• **To do**
Starting at the first of the rows below and stopping after the one that contains "list-number: 3.: [56, 435, 68, 448]", replace each "benefit-label" with "benefit-caption". Write those rows out again with nothing else changed.

[start Data rows]

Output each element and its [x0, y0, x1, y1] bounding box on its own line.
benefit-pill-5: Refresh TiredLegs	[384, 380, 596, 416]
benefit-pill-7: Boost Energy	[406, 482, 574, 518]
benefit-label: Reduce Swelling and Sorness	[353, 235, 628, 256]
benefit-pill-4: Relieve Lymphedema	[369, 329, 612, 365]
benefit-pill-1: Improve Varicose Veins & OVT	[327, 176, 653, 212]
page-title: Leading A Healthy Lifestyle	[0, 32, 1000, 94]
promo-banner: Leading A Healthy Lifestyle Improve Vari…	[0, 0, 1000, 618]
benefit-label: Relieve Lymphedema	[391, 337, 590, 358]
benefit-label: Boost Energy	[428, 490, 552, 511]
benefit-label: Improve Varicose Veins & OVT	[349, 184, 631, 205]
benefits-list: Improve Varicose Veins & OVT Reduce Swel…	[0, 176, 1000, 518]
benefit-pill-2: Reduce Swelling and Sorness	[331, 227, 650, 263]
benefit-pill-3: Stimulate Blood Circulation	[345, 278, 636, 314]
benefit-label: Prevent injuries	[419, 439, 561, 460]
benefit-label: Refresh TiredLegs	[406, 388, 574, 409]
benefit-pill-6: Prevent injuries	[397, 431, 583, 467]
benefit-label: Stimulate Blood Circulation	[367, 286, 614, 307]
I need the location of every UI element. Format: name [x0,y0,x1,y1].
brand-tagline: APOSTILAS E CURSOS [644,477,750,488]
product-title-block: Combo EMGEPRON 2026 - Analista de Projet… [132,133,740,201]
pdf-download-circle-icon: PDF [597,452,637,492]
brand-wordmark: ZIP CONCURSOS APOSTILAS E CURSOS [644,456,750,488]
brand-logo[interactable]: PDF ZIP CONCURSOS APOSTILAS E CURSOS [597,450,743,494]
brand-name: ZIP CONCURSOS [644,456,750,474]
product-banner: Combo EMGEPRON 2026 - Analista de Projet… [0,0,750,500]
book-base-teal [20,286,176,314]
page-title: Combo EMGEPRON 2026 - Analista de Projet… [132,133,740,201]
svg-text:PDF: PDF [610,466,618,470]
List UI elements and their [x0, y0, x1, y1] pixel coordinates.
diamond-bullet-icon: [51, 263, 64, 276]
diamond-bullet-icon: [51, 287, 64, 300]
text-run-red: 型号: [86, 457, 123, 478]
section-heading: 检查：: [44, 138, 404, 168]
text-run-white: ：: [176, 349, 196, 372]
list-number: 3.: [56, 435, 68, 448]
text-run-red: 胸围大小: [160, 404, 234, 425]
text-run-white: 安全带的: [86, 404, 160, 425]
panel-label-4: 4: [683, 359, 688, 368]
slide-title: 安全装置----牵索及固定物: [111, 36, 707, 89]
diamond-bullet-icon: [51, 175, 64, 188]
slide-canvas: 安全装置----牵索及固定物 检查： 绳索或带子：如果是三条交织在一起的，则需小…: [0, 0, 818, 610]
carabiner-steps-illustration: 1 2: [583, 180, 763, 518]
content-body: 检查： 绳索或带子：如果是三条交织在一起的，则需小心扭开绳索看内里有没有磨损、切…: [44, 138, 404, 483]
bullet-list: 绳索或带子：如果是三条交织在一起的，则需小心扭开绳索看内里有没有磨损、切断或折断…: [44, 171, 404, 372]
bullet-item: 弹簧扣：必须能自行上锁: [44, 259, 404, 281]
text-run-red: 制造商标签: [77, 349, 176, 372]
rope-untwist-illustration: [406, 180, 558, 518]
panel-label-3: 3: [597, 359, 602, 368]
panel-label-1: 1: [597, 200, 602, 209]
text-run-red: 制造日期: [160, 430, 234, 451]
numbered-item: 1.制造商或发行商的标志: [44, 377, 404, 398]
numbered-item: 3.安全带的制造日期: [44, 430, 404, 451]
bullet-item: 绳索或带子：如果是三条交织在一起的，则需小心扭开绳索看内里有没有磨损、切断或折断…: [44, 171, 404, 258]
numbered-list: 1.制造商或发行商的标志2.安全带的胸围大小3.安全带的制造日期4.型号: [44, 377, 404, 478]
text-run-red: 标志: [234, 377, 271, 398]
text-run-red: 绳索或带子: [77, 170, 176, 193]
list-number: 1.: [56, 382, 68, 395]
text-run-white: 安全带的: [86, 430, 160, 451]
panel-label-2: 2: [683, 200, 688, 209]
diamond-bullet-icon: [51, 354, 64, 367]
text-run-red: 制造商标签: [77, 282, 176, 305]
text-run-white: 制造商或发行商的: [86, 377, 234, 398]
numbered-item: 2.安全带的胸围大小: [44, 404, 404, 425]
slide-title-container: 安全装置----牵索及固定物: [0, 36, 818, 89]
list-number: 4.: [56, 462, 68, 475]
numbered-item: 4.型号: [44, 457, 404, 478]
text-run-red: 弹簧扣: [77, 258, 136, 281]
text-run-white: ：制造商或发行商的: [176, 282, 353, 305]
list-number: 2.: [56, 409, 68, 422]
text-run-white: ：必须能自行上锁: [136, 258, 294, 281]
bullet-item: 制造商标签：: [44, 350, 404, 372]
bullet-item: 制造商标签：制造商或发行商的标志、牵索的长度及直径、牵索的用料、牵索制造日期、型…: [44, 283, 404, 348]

[end Data rows]

• **Full answer**
Output each element and its [x0, y0, x1, y1] bounding box on its own line.
benefit-pill-5: Refresh TiredLegs	[384, 380, 596, 416]
benefit-pill-7: Boost Energy	[406, 482, 574, 518]
benefit-caption: Reduce Swelling and Sorness	[353, 235, 628, 256]
benefit-pill-4: Relieve Lymphedema	[369, 329, 612, 365]
benefit-pill-1: Improve Varicose Veins & OVT	[327, 176, 653, 212]
page-title: Leading A Healthy Lifestyle	[0, 32, 1000, 94]
promo-banner: Leading A Healthy Lifestyle Improve Vari…	[0, 0, 1000, 618]
benefit-caption: Relieve Lymphedema	[391, 337, 590, 358]
benefit-caption: Boost Energy	[428, 490, 552, 511]
benefit-caption: Improve Varicose Veins & OVT	[349, 184, 631, 205]
benefits-list: Improve Varicose Veins & OVT Reduce Swel…	[0, 176, 1000, 518]
benefit-pill-2: Reduce Swelling and Sorness	[331, 227, 650, 263]
benefit-pill-3: Stimulate Blood Circulation	[345, 278, 636, 314]
benefit-caption: Prevent injuries	[419, 439, 561, 460]
benefit-caption: Refresh TiredLegs	[406, 388, 574, 409]
benefit-pill-6: Prevent injuries	[397, 431, 583, 467]
benefit-caption: Stimulate Blood Circulation	[367, 286, 614, 307]
I need the location of every UI element. Format: name [x0,y0,x1,y1].
brand-tagline: APOSTILAS E CURSOS [644,477,750,488]
product-title-block: Combo EMGEPRON 2026 - Analista de Projet… [132,133,740,201]
pdf-download-circle-icon: PDF [597,452,637,492]
brand-wordmark: ZIP CONCURSOS APOSTILAS E CURSOS [644,456,750,488]
brand-logo[interactable]: PDF ZIP CONCURSOS APOSTILAS E CURSOS [597,450,743,494]
brand-name: ZIP CONCURSOS [644,456,750,474]
product-banner: Combo EMGEPRON 2026 - Analista de Projet… [0,0,750,500]
book-base-teal [20,286,176,314]
page-title: Combo EMGEPRON 2026 - Analista de Projet… [132,133,740,201]
svg-text:PDF: PDF [610,466,618,470]
List UI elements and their [x0, y0, x1, y1] pixel coordinates.
diamond-bullet-icon: [51, 263, 64, 276]
diamond-bullet-icon: [51, 287, 64, 300]
text-run-red: 型号: [86, 457, 123, 478]
section-heading: 检查：: [44, 138, 404, 168]
text-run-white: ：: [176, 349, 196, 372]
list-number: 3.: [56, 435, 68, 448]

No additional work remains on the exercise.